## Task material
>> BEGIN
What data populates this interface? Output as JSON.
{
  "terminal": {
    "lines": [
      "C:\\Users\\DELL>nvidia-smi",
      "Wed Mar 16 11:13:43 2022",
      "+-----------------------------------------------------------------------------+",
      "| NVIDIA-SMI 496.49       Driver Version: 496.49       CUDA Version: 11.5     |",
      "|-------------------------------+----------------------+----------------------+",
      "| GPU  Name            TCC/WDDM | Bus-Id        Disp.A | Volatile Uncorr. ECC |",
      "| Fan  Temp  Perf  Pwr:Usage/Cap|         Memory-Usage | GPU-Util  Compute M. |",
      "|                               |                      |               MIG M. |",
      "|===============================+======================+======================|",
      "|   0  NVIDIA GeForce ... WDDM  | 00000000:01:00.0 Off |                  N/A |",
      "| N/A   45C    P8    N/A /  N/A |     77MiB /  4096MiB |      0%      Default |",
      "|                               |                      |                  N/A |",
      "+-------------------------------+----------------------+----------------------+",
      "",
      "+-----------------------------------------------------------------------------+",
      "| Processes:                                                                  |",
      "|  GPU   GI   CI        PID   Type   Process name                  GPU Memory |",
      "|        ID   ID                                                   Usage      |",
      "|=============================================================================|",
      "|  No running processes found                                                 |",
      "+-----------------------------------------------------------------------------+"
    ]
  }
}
>> END
## Exercise goal
Write out every entry above, word for word.

## Task response
What data populates this interface? Output as JSON.
{
  "terminal": {
    "lines": [
      "C:\\Users\\DELL>nvidia-smi",
      "Wed Mar 16 11:13:43 2022",
      "+-----------------------------------------------------------------------------+",
      "| NVIDIA-SMI 496.49       Driver Version: 496.49       CUDA Version: 11.5     |",
      "|-------------------------------+----------------------+----------------------+",
      "| GPU  Name            TCC/WDDM | Bus-Id        Disp.A | Volatile Uncorr. ECC |",
      "| Fan  Temp  Perf  Pwr:Usage/Cap|         Memory-Usage | GPU-Util  Compute M. |",
      "|                               |                      |               MIG M. |",
      "|===============================+======================+======================|",
      "|   0  NVIDIA GeForce ... WDDM  | 00000000:01:00.0 Off |                  N/A |",
      "| N/A   45C    P8    N/A /  N/A |     77MiB /  4096MiB |      0%      Default |",
      "|                               |                      |                  N/A |",
      "+-------------------------------+----------------------+----------------------+",
      "",
      "+-----------------------------------------------------------------------------+",
      "| Processes:                                                                  |",
      "|  GPU   GI   CI        PID   Type   Process name                  GPU Memory |",
      "|        ID   ID                                                   Usage      |",
      "|=============================================================================|",
      "|  No running processes found                                                 |",
      "+-----------------------------------------------------------------------------+"
    ]
  }
}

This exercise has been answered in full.